> [Work instructions]:
Report how many lines contain "seized". The answer is a single number.

> [Data supplied]:
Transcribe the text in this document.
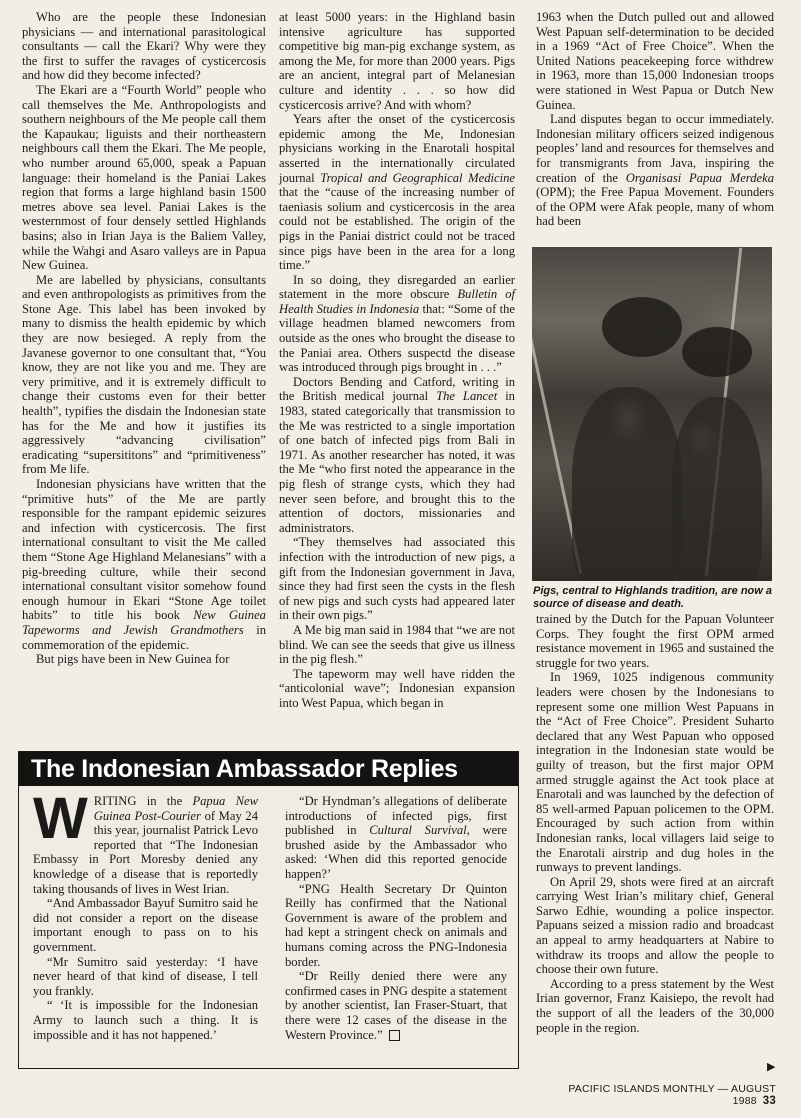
Who are the people these Indonesian physicians — and international parasitological consultants — call the Ekari? Why were they the first to suffer the ravages of cysticercosis and how did they become infected?

The Ekari are a “Fourth World” people who call themselves the Me. Anthropologists and southern neighbours of the Me people call them the Kapaukau; liguists and their northeastern neighbours call them the Ekari. The Me people, who number around 65,000, speak a Papuan language: their homeland is the Paniai Lakes region that forms a large highland basin 1500 metres above sea level. Paniai Lakes is the westernmost of four densely settled Highlands basins; also in Irian Jaya is the Baliem Valley, while the Wahgi and Asaro valleys are in Papua New Guinea.

Me are labelled by physicians, consultants and even anthropologists as primitives from the Stone Age. This label has been invoked by many to dismiss the health epidemic by which they are now besieged. A reply from the Javanese governor to one consultant that, “You know, they are not like you and me. They are very primitive, and it is extremely difficult to change their customs even for their better health”, typifies the disdain the Indonesian state has for the Me and how it justifies its aggressively “advancing civilisation” eradicating “supersititons” and “primitiveness” from Me life.

Indonesian physicians have written that the “primitive huts” of the Me are partly responsible for the rampant epidemic seizures and infection with cysticercosis. The first international consultant to visit the Me called them “Stone Age Highland Melanesians” with a pig-breeding culture, while their second international consultant visitor somehow found enough humour in Ekari “Stone Age toilet habits” to title his book New Guinea Tapeworms and Jewish Grandmothers in commemoration of the epidemic.

But pigs have been in New Guinea for

at least 5000 years: in the Highland basin intensive agriculture has supported competitive big man-pig exchange system, as among the Me, for more than 2000 years. Pigs are an ancient, integral part of Melanesian culture and identity . . . so how did cysticercosis arrive? And with whom?

Years after the onset of the cysticercosis epidemic among the Me, Indonesian physicians working in the Enarotali hospital asserted in the internationally circulated journal Tropical and Geographical Medicine that the “cause of the increasing number of taeniasis solium and cysticercosis in the area could not be established. The origin of the pigs in the Paniai district could not be traced since pigs have been in the area for a long time.”

In so doing, they disregarded an earlier statement in the more obscure Bulletin of Health Studies in Indonesia that: “Some of the village headmen blamed newcomers from outside as the ones who brought the disease to the Paniai area. Others suspectd the disease was introduced through pigs brought in . . .”

Doctors Bending and Catford, writing in the British medical journal The Lancet in 1983, stated categorically that transmission to the Me was restricted to a single importation of one batch of infected pigs from Bali in 1971. As another researcher has noted, it was the Me “who first noted the appearance in the pig flesh of strange cysts, which they had never seen before, and brought this to the attention of doctors, missionaries and administrators.

“They themselves had associated this infection with the introduction of new pigs, a gift from the Indonesian government in Java, since they had first seen the cysts in the flesh of new pigs and such cysts had appeared later in their own pigs.”

A Me big man said in 1984 that “we are not blind. We can see the seeds that give us illness in the pig flesh.”

The tapeworm may well have ridden the “anticolonial wave”; Indonesian expansion into West Papua, which began in

1963 when the Dutch pulled out and allowed West Papuan self-determination to be decided in a 1969 “Act of Free Choice”. When the United Nations peacekeeping force withdrew in 1963, more than 15,000 Indonesian troops were stationed in West Papua or Dutch New Guinea.

Land disputes began to occur immediately. Indonesian military officers seized indigenous peoples’ land and resources for themselves and for transmigrants from Java, inspiring the creation of the Organisasi Papua Merdeka (OPM); the Free Papua Movement. Founders of the OPM were Afak people, many of whom had been

Pigs, central to Highlands tradition, are now a source of disease and death.

trained by the Dutch for the Papuan Volunteer Corps. They fought the first OPM armed resistance movement in 1965 and sustained the struggle for two years.

In 1969, 1025 indigenous community leaders were chosen by the Indonesians to represent some one million West Papuans in the “Act of Free Choice”. President Suharto declared that any West Papuan who opposed integration in the Indonesian state would be guilty of treason, but the first major OPM armed struggle against the Act took place at Enarotali and was launched by the defection of 85 well-armed Papuan policemen to the OPM. Encouraged by such action from within Indonesian ranks, local villagers laid seige to the Enarotali airstrip and dug holes in the runways to prevent landings.

On April 29, shots were fired at an aircraft carrying West Irian’s military chief, General Sarwo Edhie, wounding a police inspector. Papuans seized a mission radio and broadcast an appeal to army headquarters at Nabire to withdraw its troops and allow the people to choose their own future.

According to a press statement by the West Irian governor, Franz Kaisiepo, the revolt had the support of all the leaders of the 30,000 people in the region.

▶
The Indonesian Ambassador Replies

WRITING in the Papua New Guinea Post-Courier of May 24 this year, journalist Patrick Levo reported that “The Indonesian Embassy in Port Moresby denied any knowledge of a disease that is reportedly taking thousands of lives in West Irian.

“And Ambassador Bayuf Sumitro said he did not consider a report on the disease important enough to pass on to his government.

“Mr Sumitro said yesterday: ‘I have never heard of that kind of disease, I tell you frankly.

“ ‘It is impossible for the Indonesian Army to launch such a thing. It is impossible and it has not happened.’

“Dr Hyndman’s allegations of deliberate introductions of infected pigs, first published in Cultural Survival, were brushed aside by the Ambassador who asked: ‘When did this reported genocide happen?’

“PNG Health Secretary Dr Quinton Reilly has confirmed that the National Government is aware of the problem and had kept a stringent check on animals and humans coming across the PNG-Indonesia border.

“Dr Reilly denied there were any confirmed cases in PNG despite a statement by another scientist, Ian Fraser-Stuart, that there were 12 cases of the disease in the Western Province.”

PACIFIC ISLANDS MONTHLY — AUGUST 1988 33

> [The response]:
2